**Goal**: Return each entry exactly, with none missing.

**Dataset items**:
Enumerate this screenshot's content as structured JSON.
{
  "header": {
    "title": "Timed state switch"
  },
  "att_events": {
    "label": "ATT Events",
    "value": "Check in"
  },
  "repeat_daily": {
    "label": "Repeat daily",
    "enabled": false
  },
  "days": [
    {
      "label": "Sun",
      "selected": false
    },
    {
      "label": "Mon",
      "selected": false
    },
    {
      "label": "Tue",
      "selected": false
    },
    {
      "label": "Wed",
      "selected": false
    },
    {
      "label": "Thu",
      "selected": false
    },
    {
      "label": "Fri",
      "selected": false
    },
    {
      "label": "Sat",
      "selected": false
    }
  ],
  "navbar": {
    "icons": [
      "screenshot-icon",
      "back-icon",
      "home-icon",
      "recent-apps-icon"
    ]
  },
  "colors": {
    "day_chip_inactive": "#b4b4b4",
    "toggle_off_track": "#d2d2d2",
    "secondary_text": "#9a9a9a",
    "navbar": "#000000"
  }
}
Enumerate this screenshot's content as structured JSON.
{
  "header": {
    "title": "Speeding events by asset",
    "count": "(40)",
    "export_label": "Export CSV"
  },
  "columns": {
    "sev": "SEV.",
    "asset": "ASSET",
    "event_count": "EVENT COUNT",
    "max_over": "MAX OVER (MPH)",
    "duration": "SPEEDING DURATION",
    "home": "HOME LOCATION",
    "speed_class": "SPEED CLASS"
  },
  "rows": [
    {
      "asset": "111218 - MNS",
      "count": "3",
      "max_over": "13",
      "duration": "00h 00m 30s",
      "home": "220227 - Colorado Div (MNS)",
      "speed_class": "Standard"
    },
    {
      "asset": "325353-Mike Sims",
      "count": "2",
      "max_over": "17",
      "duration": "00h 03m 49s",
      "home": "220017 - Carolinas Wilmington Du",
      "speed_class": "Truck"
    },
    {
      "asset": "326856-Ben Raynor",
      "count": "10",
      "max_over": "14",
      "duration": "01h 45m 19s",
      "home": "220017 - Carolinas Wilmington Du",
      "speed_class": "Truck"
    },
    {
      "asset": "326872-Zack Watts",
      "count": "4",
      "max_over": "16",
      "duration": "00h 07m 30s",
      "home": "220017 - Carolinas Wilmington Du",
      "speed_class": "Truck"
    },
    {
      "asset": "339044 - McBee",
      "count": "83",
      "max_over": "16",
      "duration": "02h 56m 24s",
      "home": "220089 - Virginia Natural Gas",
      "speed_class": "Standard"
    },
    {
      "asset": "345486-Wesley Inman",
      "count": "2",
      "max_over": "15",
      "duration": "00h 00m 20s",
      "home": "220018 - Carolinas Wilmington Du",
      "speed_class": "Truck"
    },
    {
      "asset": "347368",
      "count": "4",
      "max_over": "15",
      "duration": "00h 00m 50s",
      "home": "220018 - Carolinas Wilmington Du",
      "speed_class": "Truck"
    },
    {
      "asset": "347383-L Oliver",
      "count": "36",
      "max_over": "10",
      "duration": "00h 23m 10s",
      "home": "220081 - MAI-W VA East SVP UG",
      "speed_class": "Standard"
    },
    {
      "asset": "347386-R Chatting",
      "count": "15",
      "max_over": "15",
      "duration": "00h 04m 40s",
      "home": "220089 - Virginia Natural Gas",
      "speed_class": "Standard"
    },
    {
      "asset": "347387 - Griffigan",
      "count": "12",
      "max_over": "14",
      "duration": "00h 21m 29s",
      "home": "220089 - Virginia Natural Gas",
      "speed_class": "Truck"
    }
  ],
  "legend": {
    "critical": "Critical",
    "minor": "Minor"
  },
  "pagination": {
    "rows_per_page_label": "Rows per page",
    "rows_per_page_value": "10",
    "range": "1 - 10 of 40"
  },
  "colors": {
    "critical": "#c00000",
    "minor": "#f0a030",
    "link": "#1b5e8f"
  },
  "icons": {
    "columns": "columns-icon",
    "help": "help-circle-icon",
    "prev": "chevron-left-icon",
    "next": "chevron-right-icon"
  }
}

**Finished answer**:
Enumerate this screenshot's content as structured JSON.
{
  "header": {
    "title": "Timed state switch"
  },
  "att_events": {
    "label": "ATT Events",
    "value": "Check in"
  },
  "repeat_daily": {
    "label": "Repeat daily",
    "enabled": false
  },
  "days": [
    {
      "label": "Sun",
      "selected": false
    },
    {
      "label": "Mon",
      "selected": false
    },
    {
      "label": "Tue",
      "selected": false
    },
    {
      "label": "Wed",
      "selected": false
    },
    {
      "label": "Thu",
      "selected": false
    },
    {
      "label": "Fri",
      "selected": false
    },
    {
      "label": "Sat",
      "selected": false
    }
  ],
  "navbar": {
    "icons": [
      "screenshot-icon",
      "back-icon",
      "home-icon",
      "recent-apps-icon"
    ]
  },
  "colors": {
    "day_chip_inactive": "#b4b4b4",
    "toggle_off_track": "#d2d2d2",
    "secondary_text": "#9a9a9a",
    "navbar": "#000000"
  }
}
Enumerate this screenshot's content as structured JSON.
{
  "header": {
    "title": "Speeding events by asset",
    "count": "(40)",
    "export_label": "Export CSV"
  },
  "columns": {
    "sev": "SEV.",
    "asset": "ASSET",
    "event_count": "EVENT COUNT",
    "max_over": "MAX OVER (MPH)",
    "duration": "SPEEDING DURATION",
    "home": "HOME LOCATION",
    "speed_class": "SPEED CLASS"
  },
  "rows": [
    {
      "asset": "111218 - MNS",
      "count": "3",
      "max_over": "13",
      "duration": "00h 00m 30s",
      "home": "220227 - Colorado Div (MNS)",
      "speed_class": "Standard"
    },
    {
      "asset": "325353-Mike Sims",
      "count": "2",
      "max_over": "17",
      "duration": "00h 03m 49s",
      "home": "220017 - Carolinas Wilmington Du",
      "speed_class": "Truck"
    },
    {
      "asset": "326856-Ben Raynor",
      "count": "10",
      "max_over": "14",
      "duration": "01h 45m 19s",
      "home": "220017 - Carolinas Wilmington Du",
      "speed_class": "Truck"
    },
    {
      "asset": "326872-Zack Watts",
      "count": "4",
      "max_over": "16",
      "duration": "00h 07m 30s",
      "home": "220017 - Carolinas Wilmington Du",
      "speed_class": "Truck"
    },
    {
      "asset": "339044 - McBee",
      "count": "83",
      "max_over": "16",
      "duration": "02h 56m 24s",
      "home": "220089 - Virginia Natural Gas",
      "speed_class": "Standard"
    },
    {
      "asset": "345486-Wesley Inman",
      "count": "2",
      "max_over": "15",
      "duration": "00h 00m 20s",
      "home": "220018 - Carolinas Wilmington Du",
      "speed_class": "Truck"
    },
    {
      "asset": "347368",
      "count": "4",
      "max_over": "15",
      "duration": "00h 00m 50s",
      "home": "220018 - Carolinas Wilmington Du",
      "speed_class": "Truck"
    },
    {
      "asset": "347383-L Oliver",
      "count": "36",
      "max_over": "10",
      "duration": "00h 23m 10s",
      "home": "220081 - MAI-W VA East SVP UG",
      "speed_class": "Standard"
    },
    {
      "asset": "347386-R Chatting",
      "count": "15",
      "max_over": "15",
      "duration": "00h 04m 40s",
      "home": "220089 - Virginia Natural Gas",
      "speed_class": "Standard"
    },
    {
      "asset": "347387 - Griffigan",
      "count": "12",
      "max_over": "14",
      "duration": "00h 21m 29s",
      "home": "220089 - Virginia Natural Gas",
      "speed_class": "Truck"
    }
  ],
  "legend": {
    "critical": "Critical",
    "minor": "Minor"
  },
  "pagination": {
    "rows_per_page_label": "Rows per page",
    "rows_per_page_value": "10",
    "range": "1 - 10 of 40"
  },
  "colors": {
    "critical": "#c00000",
    "minor": "#f0a030",
    "link": "#1b5e8f"
  },
  "icons": {
    "columns": "columns-icon",
    "help": "help-circle-icon",
    "prev": "chevron-left-icon",
    "next": "chevron-right-icon"
  }
}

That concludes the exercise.